● **JOB**:
Repeat, with no changes, the stretch of records from the start through the line containing "Enumerate the UI".

(Dataset entries)

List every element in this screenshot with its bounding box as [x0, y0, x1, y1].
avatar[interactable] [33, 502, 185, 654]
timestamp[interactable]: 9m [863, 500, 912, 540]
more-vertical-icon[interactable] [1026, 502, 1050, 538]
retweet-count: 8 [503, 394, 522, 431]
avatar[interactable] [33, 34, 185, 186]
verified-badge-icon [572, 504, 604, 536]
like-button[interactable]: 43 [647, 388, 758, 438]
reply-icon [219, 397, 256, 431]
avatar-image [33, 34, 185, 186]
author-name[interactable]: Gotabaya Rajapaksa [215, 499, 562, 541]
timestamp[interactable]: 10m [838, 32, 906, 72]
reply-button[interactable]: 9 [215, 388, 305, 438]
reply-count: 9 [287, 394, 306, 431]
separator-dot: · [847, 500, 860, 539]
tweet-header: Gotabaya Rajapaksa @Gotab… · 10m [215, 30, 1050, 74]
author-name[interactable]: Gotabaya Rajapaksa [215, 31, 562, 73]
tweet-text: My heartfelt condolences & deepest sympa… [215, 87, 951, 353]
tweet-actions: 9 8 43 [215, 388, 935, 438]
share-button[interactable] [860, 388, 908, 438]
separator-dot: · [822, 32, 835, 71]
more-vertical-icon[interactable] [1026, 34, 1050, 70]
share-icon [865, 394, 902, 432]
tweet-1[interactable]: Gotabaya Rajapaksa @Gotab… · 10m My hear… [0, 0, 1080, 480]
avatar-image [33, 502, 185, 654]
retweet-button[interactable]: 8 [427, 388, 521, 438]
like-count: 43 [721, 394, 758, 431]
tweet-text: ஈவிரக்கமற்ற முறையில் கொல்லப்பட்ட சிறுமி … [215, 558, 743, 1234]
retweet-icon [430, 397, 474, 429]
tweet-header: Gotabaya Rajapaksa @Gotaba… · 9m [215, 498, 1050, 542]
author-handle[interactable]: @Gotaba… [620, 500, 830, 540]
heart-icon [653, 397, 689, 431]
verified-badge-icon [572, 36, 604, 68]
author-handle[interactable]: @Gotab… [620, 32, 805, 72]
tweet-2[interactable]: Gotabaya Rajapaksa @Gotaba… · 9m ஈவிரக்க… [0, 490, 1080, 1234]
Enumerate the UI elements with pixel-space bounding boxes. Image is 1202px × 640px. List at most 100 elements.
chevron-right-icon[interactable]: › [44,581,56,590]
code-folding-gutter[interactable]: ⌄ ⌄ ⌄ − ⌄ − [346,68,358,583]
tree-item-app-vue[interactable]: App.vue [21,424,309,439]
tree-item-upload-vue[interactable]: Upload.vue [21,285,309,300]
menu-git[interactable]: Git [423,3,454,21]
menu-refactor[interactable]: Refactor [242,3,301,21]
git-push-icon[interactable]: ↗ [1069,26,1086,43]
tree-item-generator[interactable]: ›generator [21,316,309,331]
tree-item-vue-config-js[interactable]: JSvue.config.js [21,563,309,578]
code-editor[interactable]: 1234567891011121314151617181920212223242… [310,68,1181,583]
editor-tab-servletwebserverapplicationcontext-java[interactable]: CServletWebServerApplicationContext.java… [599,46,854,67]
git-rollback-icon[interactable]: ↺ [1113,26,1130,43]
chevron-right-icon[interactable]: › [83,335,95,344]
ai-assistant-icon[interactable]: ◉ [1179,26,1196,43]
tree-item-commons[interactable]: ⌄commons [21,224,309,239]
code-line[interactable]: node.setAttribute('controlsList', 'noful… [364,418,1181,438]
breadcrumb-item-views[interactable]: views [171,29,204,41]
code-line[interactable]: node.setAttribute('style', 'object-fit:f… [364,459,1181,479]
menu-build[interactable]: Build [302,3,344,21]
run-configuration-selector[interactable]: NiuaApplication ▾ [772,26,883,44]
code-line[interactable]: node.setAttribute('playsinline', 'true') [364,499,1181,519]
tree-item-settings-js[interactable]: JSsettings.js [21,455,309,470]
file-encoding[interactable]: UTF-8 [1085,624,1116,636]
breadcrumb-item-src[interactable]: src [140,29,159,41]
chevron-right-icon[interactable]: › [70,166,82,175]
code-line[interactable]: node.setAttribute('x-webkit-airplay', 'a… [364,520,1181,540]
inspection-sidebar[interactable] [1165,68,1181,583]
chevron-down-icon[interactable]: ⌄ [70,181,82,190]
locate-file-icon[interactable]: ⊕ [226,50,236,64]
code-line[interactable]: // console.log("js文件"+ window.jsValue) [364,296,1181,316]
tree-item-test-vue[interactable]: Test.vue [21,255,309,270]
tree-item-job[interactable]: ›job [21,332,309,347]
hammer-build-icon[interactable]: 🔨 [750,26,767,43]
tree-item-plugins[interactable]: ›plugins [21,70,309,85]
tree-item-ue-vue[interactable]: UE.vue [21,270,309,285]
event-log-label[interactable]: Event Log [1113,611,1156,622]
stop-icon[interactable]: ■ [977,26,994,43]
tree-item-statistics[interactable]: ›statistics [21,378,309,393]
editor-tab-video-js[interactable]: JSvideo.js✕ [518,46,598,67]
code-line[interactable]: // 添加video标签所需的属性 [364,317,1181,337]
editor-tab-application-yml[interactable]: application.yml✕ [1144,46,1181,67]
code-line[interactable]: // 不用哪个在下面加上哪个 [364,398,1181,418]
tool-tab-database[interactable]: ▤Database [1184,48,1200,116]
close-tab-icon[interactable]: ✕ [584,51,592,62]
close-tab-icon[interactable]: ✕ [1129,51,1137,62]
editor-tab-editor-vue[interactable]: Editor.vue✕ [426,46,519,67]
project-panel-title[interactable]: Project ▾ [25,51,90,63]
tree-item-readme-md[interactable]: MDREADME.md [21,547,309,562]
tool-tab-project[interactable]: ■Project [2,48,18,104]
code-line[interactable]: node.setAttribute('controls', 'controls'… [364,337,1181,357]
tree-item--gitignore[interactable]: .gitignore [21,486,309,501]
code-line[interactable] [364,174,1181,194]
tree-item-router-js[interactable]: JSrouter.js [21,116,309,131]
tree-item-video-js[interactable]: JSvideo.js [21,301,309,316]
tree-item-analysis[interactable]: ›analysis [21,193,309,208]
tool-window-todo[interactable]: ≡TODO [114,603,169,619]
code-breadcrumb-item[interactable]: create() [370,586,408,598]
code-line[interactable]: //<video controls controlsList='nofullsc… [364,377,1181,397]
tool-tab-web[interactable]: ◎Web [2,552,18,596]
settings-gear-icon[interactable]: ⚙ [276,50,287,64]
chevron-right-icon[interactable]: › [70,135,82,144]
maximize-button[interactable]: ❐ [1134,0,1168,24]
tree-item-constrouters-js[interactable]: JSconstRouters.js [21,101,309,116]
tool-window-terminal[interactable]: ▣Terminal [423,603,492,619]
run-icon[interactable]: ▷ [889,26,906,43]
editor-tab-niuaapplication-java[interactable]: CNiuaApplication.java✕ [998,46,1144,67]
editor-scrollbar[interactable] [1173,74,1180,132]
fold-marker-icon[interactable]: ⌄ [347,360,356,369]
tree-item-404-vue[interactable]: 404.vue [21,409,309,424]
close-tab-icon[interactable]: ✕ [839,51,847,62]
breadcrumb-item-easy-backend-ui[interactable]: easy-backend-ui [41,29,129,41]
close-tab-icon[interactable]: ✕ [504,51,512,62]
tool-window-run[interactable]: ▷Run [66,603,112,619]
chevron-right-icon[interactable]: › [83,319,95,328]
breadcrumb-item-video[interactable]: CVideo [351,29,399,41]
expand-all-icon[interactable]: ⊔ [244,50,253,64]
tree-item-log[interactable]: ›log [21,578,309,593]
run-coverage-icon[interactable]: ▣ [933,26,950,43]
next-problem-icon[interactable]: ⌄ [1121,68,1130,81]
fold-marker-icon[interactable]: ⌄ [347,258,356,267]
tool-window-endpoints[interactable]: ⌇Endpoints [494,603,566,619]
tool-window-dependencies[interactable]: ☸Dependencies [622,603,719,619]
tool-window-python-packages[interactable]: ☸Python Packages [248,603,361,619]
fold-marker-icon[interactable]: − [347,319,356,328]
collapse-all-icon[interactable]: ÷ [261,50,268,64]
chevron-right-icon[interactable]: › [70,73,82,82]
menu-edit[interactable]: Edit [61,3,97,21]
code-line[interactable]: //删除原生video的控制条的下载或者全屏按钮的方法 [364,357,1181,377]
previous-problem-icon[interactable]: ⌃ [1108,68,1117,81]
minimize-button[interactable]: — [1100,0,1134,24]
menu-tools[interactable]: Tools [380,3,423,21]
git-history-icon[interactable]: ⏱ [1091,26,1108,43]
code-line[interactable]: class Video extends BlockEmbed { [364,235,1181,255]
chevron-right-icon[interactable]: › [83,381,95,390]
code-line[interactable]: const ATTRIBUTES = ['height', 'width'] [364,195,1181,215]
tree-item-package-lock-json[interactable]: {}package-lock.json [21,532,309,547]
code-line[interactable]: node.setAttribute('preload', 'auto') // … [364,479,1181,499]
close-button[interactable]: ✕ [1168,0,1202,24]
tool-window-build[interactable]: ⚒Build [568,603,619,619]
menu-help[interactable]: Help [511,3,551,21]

● **TASK ANSWER**:
List every element in this screenshot with its bounding box as [x0, y0, x1, y1].
avatar[interactable] [33, 502, 185, 654]
timestamp[interactable]: 9m [863, 500, 912, 540]
more-vertical-icon[interactable] [1026, 502, 1050, 538]
retweet-count: 8 [503, 394, 522, 431]
avatar[interactable] [33, 34, 185, 186]
verified-badge-icon [572, 504, 604, 536]
like-button[interactable]: 43 [647, 388, 758, 438]
reply-icon [219, 397, 256, 431]
avatar-image [33, 34, 185, 186]
author-name[interactable]: Gotabaya Rajapaksa [215, 499, 562, 541]
timestamp[interactable]: 10m [838, 32, 906, 72]
reply-button[interactable]: 9 [215, 388, 305, 438]
reply-count: 9 [287, 394, 306, 431]
separator-dot: · [847, 500, 860, 539]
tweet-header: Gotabaya Rajapaksa @Gotab… · 10m [215, 30, 1050, 74]
author-name[interactable]: Gotabaya Rajapaksa [215, 31, 562, 73]
tweet-text: My heartfelt condolences & deepest sympa… [215, 87, 951, 353]
tweet-actions: 9 8 43 [215, 388, 935, 438]
share-button[interactable] [860, 388, 908, 438]
separator-dot: · [822, 32, 835, 71]
more-vertical-icon[interactable] [1026, 34, 1050, 70]
share-icon [865, 394, 902, 432]
tweet-1[interactable]: Gotabaya Rajapaksa @Gotab… · 10m My hear… [0, 0, 1080, 480]
avatar-image [33, 502, 185, 654]
retweet-button[interactable]: 8 [427, 388, 521, 438]
like-count: 43 [721, 394, 758, 431]
tweet-text: ஈவிரக்கமற்ற முறையில் கொல்லப்பட்ட சிறுமி … [215, 558, 743, 1234]
retweet-icon [430, 397, 474, 429]
tweet-header: Gotabaya Rajapaksa @Gotaba… · 9m [215, 498, 1050, 542]
author-handle[interactable]: @Gotaba… [620, 500, 830, 540]
heart-icon [653, 397, 689, 431]
verified-badge-icon [572, 36, 604, 68]
author-handle[interactable]: @Gotab… [620, 32, 805, 72]
tweet-2[interactable]: Gotabaya Rajapaksa @Gotaba… · 9m ஈவிரக்க… [0, 490, 1080, 1234]
Enumerate the UI elements with pixel-space bounding boxes. Image is 1202px × 640px. List at most 100 elements.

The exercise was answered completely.